On a related note, I'm talking to the libc++ and libstdc++ developers about replacing introsort with pdqsort (https://github.com/orlp/pdqsort) as the implementation for std::sort. It solves the worst case in a subtly different (and potentially more efficient) way than introsort. Although that's not the real selling point.
EDIT: I forgot I still use my old username on hacker news. To prevent confusion, I'm also the author of pdqsort.
here's a vanilla implementation of Quicksort
and here's the function to generate data that causes the custom implementation to go O(n^2)
Can anyone fill me in?
What this article describes (for that, as far as I can tell) is an adversary that modifies the input while quick sort is working. How realistic is that?
This attack is realistic. I have tried it on the glibc qsort, generic quicksort, and Visual Studio qsort, and they were vulnerable.
I was looking at it from the perspective of you could never run into an input that would consistently sort in O(n^2) using randomized-quicksort.
But your perspective (maybe this article's perspective) is that some malicious adversary could force the sorter to do extra work by knowing in advance the steps that they will take. Am I getting that right? Like from a flops security stand point?
If so, why care about this situation? This only seems like a realistic scenario in very weird domains, like amazon web services messing with everyone's calls to some standard sorting code to charge them more cents for compute time or something...

## Brief A
Arrange the records from their first line through the line containing "580, 807, 609]" as a JSON list of strings, one string per line, skipping blank lines.
The records that follow the quicksort discussion are unrelated to it.

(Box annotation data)
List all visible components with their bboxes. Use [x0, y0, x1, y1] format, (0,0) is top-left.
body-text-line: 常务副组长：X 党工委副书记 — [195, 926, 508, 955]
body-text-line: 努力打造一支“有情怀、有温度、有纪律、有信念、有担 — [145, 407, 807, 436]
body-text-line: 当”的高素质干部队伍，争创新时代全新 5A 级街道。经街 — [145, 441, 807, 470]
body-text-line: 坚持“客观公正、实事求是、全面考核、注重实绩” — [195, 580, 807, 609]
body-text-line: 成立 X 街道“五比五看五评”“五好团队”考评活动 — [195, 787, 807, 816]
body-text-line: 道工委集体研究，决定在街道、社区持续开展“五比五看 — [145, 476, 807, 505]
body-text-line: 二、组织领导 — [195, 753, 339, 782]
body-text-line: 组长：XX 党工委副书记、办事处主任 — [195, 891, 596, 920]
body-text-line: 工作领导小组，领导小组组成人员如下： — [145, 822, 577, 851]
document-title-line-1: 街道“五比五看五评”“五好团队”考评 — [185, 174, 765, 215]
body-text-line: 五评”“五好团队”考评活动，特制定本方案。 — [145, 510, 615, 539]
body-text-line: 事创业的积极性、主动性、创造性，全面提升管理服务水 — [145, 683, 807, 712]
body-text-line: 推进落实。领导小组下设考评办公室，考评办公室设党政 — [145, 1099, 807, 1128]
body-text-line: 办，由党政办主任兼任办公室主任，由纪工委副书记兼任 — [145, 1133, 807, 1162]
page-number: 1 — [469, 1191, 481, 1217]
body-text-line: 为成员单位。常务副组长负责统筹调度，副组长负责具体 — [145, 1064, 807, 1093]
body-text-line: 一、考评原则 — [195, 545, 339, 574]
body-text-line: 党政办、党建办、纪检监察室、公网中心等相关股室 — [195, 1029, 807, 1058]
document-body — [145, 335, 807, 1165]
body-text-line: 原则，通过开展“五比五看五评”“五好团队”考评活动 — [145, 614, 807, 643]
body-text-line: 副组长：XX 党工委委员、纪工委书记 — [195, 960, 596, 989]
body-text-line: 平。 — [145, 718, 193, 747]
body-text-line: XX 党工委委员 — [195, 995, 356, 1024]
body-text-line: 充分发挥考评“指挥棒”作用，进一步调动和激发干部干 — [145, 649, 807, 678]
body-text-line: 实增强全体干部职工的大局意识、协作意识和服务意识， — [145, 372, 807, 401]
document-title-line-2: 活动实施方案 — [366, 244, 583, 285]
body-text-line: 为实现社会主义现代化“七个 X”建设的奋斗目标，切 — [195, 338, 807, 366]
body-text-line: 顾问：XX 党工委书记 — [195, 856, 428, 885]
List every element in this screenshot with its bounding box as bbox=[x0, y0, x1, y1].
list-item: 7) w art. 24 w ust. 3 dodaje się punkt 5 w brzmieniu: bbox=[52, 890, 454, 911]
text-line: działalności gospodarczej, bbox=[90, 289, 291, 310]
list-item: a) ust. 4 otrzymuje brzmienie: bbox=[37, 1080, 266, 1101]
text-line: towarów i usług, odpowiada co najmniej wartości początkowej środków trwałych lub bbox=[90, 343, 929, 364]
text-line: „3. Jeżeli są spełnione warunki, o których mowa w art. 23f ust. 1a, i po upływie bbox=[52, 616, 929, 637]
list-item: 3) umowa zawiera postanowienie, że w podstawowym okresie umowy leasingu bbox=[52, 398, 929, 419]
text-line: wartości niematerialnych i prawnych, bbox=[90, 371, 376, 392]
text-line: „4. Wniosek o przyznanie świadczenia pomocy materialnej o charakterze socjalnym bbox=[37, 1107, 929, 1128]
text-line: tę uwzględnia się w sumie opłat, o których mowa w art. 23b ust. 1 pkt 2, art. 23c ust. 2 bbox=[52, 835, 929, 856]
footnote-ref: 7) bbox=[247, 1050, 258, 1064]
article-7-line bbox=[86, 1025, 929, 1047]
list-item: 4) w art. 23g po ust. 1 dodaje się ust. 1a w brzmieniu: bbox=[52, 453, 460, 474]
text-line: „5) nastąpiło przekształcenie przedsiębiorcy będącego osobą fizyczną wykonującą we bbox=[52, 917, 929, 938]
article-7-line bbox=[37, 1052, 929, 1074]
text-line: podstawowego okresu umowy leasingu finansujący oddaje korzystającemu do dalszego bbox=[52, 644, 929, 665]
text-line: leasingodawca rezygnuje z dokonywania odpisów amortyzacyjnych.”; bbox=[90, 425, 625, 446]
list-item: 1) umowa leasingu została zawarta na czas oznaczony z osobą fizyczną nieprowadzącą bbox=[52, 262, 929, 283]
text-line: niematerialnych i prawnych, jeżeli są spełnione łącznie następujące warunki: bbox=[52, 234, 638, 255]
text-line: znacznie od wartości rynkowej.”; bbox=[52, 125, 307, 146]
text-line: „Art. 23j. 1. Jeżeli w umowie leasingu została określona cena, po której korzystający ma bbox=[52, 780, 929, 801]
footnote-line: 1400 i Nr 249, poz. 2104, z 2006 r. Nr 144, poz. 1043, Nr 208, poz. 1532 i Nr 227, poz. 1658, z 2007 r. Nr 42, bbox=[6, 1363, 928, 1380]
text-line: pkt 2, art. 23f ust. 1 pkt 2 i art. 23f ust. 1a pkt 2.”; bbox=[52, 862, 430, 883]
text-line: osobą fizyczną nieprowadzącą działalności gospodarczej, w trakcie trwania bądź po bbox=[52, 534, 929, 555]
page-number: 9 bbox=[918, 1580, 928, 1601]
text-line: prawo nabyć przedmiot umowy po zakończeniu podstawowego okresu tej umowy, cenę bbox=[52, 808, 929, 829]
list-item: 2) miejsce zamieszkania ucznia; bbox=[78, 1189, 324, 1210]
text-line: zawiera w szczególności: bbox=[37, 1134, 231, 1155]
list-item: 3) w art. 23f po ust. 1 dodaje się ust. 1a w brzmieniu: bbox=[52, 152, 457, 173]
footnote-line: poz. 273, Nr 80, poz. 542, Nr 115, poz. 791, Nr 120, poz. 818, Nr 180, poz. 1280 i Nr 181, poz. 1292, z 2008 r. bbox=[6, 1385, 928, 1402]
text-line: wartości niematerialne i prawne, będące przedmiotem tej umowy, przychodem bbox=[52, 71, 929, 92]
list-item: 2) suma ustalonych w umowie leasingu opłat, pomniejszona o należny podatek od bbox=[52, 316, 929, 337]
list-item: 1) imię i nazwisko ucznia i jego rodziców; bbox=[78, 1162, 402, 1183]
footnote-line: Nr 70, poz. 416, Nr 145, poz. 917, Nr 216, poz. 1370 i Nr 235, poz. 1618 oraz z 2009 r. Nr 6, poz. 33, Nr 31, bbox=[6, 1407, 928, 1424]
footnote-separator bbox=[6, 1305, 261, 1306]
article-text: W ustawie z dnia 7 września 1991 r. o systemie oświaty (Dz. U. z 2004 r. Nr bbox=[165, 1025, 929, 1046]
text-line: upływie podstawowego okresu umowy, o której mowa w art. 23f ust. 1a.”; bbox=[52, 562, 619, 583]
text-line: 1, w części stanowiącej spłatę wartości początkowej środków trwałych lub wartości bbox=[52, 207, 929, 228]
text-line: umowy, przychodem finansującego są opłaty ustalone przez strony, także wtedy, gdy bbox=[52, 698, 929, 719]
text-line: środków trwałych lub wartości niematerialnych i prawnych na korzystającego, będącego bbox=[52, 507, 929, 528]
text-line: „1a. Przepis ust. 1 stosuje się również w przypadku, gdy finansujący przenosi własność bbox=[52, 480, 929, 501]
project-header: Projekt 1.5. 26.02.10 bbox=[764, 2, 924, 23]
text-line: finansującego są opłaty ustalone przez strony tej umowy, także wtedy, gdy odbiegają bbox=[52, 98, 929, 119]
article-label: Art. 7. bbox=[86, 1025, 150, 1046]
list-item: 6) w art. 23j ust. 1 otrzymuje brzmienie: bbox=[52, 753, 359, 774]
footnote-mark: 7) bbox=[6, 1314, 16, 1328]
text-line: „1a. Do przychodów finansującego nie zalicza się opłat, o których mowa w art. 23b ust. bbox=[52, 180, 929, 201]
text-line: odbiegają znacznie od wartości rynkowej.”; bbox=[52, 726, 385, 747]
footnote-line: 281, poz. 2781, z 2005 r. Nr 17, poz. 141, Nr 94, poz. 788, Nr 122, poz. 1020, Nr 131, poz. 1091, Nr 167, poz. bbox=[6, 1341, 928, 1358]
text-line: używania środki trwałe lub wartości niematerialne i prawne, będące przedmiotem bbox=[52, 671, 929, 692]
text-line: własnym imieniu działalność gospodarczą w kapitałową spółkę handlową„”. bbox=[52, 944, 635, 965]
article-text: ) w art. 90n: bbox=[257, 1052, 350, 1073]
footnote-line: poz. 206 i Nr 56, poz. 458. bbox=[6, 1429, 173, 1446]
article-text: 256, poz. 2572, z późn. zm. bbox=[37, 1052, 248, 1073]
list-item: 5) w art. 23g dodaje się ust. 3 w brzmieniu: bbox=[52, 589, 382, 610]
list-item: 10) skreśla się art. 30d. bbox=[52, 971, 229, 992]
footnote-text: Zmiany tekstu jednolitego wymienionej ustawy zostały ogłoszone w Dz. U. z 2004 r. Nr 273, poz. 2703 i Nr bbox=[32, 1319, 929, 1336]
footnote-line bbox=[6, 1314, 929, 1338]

## Brief B
Pick up the quicksort discussion after its last post and continue it.

## Output A
[
  "List all visible components with their bboxes. Use [x0, y0, x1, y1] format, (0,0) is top-left.",
  "body-text-line: 常务副组长：X 党工委副书记 — [195, 926, 508, 955]",
  "body-text-line: 努力打造一支“有情怀、有温度、有纪律、有信念、有担 — [145, 407, 807, 436]",
  "body-text-line: 当”的高素质干部队伍，争创新时代全新 5A 级街道。经街 — [145, 441, 807, 470]",
  "body-text-line: 坚持“客观公正、实事求是、全面考核、注重实绩” — [195, 580, 807, 609]"
]

## Output B
(1) if sorting n records
by comparing pairs of
keys, then the Gleason
bound shows that
on average can't sort
faster than O( n ln(n) ).
(2) Heap sort sorts n records in both worst
case and average case in time O( n ln(n) ).
Net, when sorting by comparing
pairs of keys, in main memory, on
a simple machine architecture,
with a single processor, ...,
can't improve on Heap sort.
So, just use Heap sort.
That's what I do.
See pdqsort for examples (benchmarks included): https://github.com/orlp/pdqsort.
It shows that on average it's twice as fast on the random input distribution.
So, to claim to beat heap sort, have to
set aside some of the usual assumptions
and the big-O criterion.
Quicksort is great with a cache since
as it has great locality of reference
when working with the partitions
that fit into the cache. But, worst
case of Quicksort is still O( n^2 ) so
what happens if Quicksort encounters
such a partition?
Just intuitively, it appears that heap
sort has a tough time making much
usual cache designs. We know that.
There is a modification of heap sort
that helps it work better when
have to do virtual memory paging.
I used to get torqued at considering
big-O, and did this just
because it ignores constants;
as a programmer, I worked hard to
do well with such constants. But in the
end I gave in and gave up and just
accepted big-O notation as the
most appropriate, simple,
single criterion. And, for
judging algorithms by how they do with
cache exploitation, I gave up on that,
also: Or, broadly it's the responsibility of
such speedup techniques to work on
ordinary code written for a simple processor
architecture, not the responsibility of
such code to do tricky things to exploit
In the land of big-O, a factor of only
2 is considered not very exciting.
If relax some of the assumptions, then
can beat heap sort and O( n ln(n) ):
Use radix sort.
That was the sorting algorithm of
the old punch card sorting machines.
E.g., if have 100 billion records
to sort where each key is an
alpha-numeric string 10 characters long,
then radix sort does all the work
in just 10 passes of the 100 billion
records. Or for keys m characters long,
can sort n records in O( nm ). So
that's faster when m < ln(n). Or, to
make the arithmetic easier, m < log(n).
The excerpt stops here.